**PROMPT**
Return a copy of every line in the records that includes the word "Steph".

==*==

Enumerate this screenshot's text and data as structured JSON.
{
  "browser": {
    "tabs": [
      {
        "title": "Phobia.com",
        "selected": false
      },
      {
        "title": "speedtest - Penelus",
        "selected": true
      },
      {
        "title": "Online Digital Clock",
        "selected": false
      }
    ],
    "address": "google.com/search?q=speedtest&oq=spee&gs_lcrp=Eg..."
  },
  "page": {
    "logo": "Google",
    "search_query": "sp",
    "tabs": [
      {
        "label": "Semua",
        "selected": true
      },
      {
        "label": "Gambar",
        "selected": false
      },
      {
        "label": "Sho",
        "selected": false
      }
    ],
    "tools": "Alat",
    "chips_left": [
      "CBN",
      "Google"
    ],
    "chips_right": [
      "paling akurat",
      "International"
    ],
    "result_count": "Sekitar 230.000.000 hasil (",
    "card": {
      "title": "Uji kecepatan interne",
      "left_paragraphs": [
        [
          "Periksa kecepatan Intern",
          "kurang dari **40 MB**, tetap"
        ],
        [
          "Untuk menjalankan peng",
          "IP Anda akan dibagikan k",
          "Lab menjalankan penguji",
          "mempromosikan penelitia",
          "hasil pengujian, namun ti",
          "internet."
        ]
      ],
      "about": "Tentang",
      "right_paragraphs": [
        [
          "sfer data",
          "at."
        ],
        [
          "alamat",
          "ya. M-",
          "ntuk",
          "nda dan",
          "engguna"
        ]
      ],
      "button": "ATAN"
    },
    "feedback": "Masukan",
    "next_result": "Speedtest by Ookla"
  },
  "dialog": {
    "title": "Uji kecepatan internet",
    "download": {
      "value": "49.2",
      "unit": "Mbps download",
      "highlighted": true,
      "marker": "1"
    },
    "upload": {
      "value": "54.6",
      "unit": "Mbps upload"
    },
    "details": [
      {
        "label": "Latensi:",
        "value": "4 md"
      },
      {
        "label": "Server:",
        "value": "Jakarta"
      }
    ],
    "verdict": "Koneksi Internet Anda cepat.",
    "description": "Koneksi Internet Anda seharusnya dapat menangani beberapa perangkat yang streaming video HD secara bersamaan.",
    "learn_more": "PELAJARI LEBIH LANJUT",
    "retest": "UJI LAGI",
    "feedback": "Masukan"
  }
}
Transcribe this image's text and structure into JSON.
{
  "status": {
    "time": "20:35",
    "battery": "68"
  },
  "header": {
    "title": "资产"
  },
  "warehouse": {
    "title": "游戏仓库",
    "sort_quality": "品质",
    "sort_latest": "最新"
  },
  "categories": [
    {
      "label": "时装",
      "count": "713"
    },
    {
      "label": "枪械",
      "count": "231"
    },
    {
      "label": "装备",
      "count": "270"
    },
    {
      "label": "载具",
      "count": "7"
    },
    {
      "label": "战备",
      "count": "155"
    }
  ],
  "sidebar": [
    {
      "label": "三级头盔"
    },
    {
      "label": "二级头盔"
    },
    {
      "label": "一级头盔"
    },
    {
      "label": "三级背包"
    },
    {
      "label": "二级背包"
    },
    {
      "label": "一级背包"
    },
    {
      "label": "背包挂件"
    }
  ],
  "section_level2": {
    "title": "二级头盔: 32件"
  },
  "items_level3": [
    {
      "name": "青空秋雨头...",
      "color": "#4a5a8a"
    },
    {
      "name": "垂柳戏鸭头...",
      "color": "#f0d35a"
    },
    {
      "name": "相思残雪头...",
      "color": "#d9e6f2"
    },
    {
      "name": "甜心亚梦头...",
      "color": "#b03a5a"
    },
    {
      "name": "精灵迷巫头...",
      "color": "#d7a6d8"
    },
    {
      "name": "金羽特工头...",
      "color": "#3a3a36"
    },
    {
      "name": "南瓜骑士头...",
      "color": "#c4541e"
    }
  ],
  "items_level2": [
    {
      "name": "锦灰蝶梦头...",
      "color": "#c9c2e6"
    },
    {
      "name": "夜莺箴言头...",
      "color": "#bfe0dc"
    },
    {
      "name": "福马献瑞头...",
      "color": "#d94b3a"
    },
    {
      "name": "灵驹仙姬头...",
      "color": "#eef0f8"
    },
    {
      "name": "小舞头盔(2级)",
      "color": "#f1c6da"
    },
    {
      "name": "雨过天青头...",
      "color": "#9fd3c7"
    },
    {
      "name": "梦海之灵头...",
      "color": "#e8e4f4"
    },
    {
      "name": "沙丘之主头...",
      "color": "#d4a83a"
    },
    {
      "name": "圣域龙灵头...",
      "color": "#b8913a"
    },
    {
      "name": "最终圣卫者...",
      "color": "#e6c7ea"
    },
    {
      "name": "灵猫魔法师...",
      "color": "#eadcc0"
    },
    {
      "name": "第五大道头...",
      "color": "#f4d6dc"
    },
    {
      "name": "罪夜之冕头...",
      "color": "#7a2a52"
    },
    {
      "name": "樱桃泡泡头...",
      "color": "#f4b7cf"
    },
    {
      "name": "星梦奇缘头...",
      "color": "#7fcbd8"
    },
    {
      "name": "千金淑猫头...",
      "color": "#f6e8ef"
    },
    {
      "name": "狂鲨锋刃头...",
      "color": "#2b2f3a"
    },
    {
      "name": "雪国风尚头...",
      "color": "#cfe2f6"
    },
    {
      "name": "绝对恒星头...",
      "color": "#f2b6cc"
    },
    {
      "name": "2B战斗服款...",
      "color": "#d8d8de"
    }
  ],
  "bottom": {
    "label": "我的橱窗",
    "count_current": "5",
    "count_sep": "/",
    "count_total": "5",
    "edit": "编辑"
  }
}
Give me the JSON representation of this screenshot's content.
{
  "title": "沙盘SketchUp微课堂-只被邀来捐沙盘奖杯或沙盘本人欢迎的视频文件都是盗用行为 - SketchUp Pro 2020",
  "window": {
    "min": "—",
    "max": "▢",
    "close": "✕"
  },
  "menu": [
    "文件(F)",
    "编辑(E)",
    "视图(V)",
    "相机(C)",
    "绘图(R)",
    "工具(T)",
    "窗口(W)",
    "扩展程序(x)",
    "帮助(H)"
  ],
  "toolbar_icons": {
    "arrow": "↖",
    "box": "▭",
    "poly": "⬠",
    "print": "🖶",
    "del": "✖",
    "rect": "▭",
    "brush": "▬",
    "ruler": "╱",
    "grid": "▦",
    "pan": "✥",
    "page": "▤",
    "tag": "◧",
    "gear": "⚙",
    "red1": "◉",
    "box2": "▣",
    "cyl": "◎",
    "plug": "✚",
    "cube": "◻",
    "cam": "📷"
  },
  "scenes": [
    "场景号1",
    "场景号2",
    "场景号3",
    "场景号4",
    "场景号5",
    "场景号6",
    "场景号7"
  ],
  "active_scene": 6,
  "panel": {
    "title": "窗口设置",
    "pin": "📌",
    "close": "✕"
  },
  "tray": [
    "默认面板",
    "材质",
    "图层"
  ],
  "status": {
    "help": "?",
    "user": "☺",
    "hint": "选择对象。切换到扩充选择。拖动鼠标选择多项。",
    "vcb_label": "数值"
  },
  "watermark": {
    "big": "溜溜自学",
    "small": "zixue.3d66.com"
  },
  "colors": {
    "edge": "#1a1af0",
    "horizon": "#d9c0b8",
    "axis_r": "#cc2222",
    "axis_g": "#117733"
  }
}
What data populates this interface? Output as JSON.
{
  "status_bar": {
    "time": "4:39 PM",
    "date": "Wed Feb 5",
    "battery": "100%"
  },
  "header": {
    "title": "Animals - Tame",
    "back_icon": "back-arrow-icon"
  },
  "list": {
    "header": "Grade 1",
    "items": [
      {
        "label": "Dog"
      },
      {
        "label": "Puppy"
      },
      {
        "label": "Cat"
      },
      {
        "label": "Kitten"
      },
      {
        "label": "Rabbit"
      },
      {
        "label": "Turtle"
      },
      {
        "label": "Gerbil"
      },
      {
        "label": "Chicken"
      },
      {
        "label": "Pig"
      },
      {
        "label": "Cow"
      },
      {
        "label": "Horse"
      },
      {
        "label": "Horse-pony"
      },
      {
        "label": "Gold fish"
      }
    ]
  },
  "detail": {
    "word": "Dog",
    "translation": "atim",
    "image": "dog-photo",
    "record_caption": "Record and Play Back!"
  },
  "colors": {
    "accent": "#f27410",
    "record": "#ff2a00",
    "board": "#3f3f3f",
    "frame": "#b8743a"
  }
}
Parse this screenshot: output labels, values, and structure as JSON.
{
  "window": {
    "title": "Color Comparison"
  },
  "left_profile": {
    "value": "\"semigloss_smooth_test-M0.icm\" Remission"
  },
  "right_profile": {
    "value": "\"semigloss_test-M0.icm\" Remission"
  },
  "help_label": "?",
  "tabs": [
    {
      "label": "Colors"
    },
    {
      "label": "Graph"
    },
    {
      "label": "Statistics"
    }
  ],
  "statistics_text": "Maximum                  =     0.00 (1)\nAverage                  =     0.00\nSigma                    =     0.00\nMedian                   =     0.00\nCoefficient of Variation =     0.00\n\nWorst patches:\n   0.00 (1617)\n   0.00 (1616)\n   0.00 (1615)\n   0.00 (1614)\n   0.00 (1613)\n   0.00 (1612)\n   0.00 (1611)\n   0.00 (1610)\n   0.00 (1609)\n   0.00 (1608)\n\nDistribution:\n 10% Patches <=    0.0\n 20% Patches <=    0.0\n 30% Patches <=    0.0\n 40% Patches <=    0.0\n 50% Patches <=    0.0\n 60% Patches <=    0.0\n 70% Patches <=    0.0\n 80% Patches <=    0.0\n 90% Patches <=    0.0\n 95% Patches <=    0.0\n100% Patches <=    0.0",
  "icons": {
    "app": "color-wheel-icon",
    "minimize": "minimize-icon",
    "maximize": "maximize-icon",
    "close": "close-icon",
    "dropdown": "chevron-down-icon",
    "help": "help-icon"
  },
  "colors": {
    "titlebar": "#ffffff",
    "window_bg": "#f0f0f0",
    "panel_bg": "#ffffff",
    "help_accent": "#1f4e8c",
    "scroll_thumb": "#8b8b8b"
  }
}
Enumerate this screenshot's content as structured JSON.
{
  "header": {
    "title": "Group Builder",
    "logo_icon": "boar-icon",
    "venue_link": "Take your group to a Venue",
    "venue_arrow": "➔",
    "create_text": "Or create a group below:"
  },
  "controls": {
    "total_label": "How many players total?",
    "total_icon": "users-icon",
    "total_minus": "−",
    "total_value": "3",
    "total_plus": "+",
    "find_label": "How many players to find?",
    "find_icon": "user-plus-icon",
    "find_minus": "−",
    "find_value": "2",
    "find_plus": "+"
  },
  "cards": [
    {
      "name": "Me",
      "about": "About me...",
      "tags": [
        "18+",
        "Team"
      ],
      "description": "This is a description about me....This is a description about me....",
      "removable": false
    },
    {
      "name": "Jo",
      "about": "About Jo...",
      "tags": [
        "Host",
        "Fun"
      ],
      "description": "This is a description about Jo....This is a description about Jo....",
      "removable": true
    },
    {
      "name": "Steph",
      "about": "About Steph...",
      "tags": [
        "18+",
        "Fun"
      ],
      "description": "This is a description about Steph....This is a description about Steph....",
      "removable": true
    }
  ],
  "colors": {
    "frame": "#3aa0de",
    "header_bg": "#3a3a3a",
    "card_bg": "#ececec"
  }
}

==*==

**EXERCISE ANSWER**
      "name": "Steph",
      "about": "About Steph...",
      "description": "This is a description about Steph....This is a description about Steph....",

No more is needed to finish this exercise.